*STATED GOAL*. Repeat every line of the material, character for character.

(Records from a dataset)
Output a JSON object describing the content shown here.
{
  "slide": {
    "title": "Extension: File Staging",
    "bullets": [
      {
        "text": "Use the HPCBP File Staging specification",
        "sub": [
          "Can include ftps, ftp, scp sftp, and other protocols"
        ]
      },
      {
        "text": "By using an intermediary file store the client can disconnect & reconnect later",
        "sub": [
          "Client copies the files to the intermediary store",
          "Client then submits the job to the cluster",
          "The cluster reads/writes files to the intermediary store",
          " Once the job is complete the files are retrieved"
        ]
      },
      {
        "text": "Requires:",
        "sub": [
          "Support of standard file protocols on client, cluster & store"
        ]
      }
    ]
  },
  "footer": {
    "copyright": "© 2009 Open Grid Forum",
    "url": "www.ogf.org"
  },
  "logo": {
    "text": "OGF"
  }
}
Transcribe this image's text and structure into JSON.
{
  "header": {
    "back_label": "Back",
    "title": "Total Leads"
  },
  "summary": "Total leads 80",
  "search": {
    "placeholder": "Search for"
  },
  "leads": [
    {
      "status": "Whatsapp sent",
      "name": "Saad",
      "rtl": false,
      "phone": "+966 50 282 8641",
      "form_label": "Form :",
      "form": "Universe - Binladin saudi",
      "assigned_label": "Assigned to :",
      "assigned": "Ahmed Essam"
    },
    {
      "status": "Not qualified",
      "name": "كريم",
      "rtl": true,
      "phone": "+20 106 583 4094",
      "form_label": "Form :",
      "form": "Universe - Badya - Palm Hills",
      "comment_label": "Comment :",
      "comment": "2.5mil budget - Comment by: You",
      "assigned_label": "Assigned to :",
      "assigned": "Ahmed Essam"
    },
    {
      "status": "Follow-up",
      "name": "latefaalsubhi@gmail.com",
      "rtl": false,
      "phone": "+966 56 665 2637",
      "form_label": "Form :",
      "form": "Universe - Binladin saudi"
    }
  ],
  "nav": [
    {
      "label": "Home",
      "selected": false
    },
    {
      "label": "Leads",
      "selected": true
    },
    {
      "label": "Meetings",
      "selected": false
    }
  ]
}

*COMPLETE ANSWER*.
Output a JSON object describing the content shown here.
{
  "slide": {
    "title": "Extension: File Staging",
    "bullets": [
      {
        "text": "Use the HPCBP File Staging specification",
        "sub": [
          "Can include ftps, ftp, scp sftp, and other protocols"
        ]
      },
      {
        "text": "By using an intermediary file store the client can disconnect & reconnect later",
        "sub": [
          "Client copies the files to the intermediary store",
          "Client then submits the job to the cluster",
          "The cluster reads/writes files to the intermediary store",
          " Once the job is complete the files are retrieved"
        ]
      },
      {
        "text": "Requires:",
        "sub": [
          "Support of standard file protocols on client, cluster & store"
        ]
      }
    ]
  },
  "footer": {
    "copyright": "© 2009 Open Grid Forum",
    "url": "www.ogf.org"
  },
  "logo": {
    "text": "OGF"
  }
}
Transcribe this image's text and structure into JSON.
{
  "header": {
    "back_label": "Back",
    "title": "Total Leads"
  },
  "summary": "Total leads 80",
  "search": {
    "placeholder": "Search for"
  },
  "leads": [
    {
      "status": "Whatsapp sent",
      "name": "Saad",
      "rtl": false,
      "phone": "+966 50 282 8641",
      "form_label": "Form :",
      "form": "Universe - Binladin saudi",
      "assigned_label": "Assigned to :",
      "assigned": "Ahmed Essam"
    },
    {
      "status": "Not qualified",
      "name": "كريم",
      "rtl": true,
      "phone": "+20 106 583 4094",
      "form_label": "Form :",
      "form": "Universe - Badya - Palm Hills",
      "comment_label": "Comment :",
      "comment": "2.5mil budget - Comment by: You",
      "assigned_label": "Assigned to :",
      "assigned": "Ahmed Essam"
    },
    {
      "status": "Follow-up",
      "name": "latefaalsubhi@gmail.com",
      "rtl": false,
      "phone": "+966 56 665 2637",
      "form_label": "Form :",
      "form": "Universe - Binladin saudi"
    }
  ],
  "nav": [
    {
      "label": "Home",
      "selected": false
    },
    {
      "label": "Leads",
      "selected": true
    },
    {
      "label": "Meetings",
      "selected": false
    }
  ]
}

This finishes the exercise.